» What is required:
Count, in the entries, the lines with "Year". Answer with the number only.

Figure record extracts
<<<<

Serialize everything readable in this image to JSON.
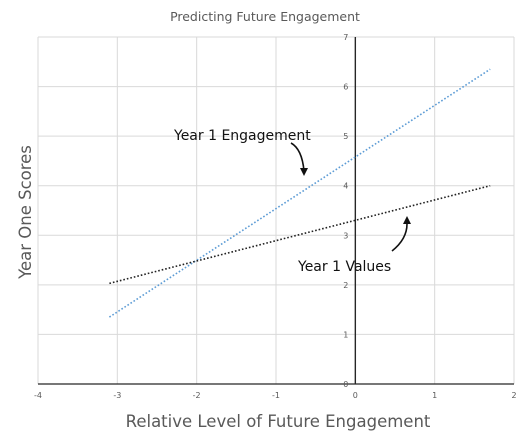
{
  "chart_data": {
    "type": "line",
    "title": "Predicting Future Engagement",
    "xlabel": "Relative Level of Future Engagement",
    "ylabel": "Year One Scores",
    "xlim": [
      -4,
      2
    ],
    "ylim": [
      0,
      7
    ],
    "x_ticks": [
      "-4",
      "-3",
      "-2",
      "-1",
      "0",
      "1",
      "2"
    ],
    "y_ticks": [
      "0",
      "1",
      "2",
      "3",
      "4",
      "5",
      "6",
      "7"
    ],
    "grid": "vertical and horizontal major gridlines",
    "legend": "none",
    "series": [
      {
        "name": "Year 1 Engagement",
        "color": "#5b9bd5",
        "style": "dotted",
        "x": [
          -3.1,
          1.7
        ],
        "y": [
          1.35,
          6.35
        ]
      },
      {
        "name": "Year 1 Values",
        "color": "#222222",
        "style": "dotted",
        "x": [
          -3.1,
          1.7
        ],
        "y": [
          2.03,
          4.0
        ]
      }
    ],
    "annotations": [
      {
        "text": "Year 1 Engagement",
        "arrow_to_series": "Year 1 Engagement"
      },
      {
        "text": "Year 1 Values",
        "arrow_to_series": "Year 1 Values"
      }
    ]
  }
}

>>>>

» Right answer:
7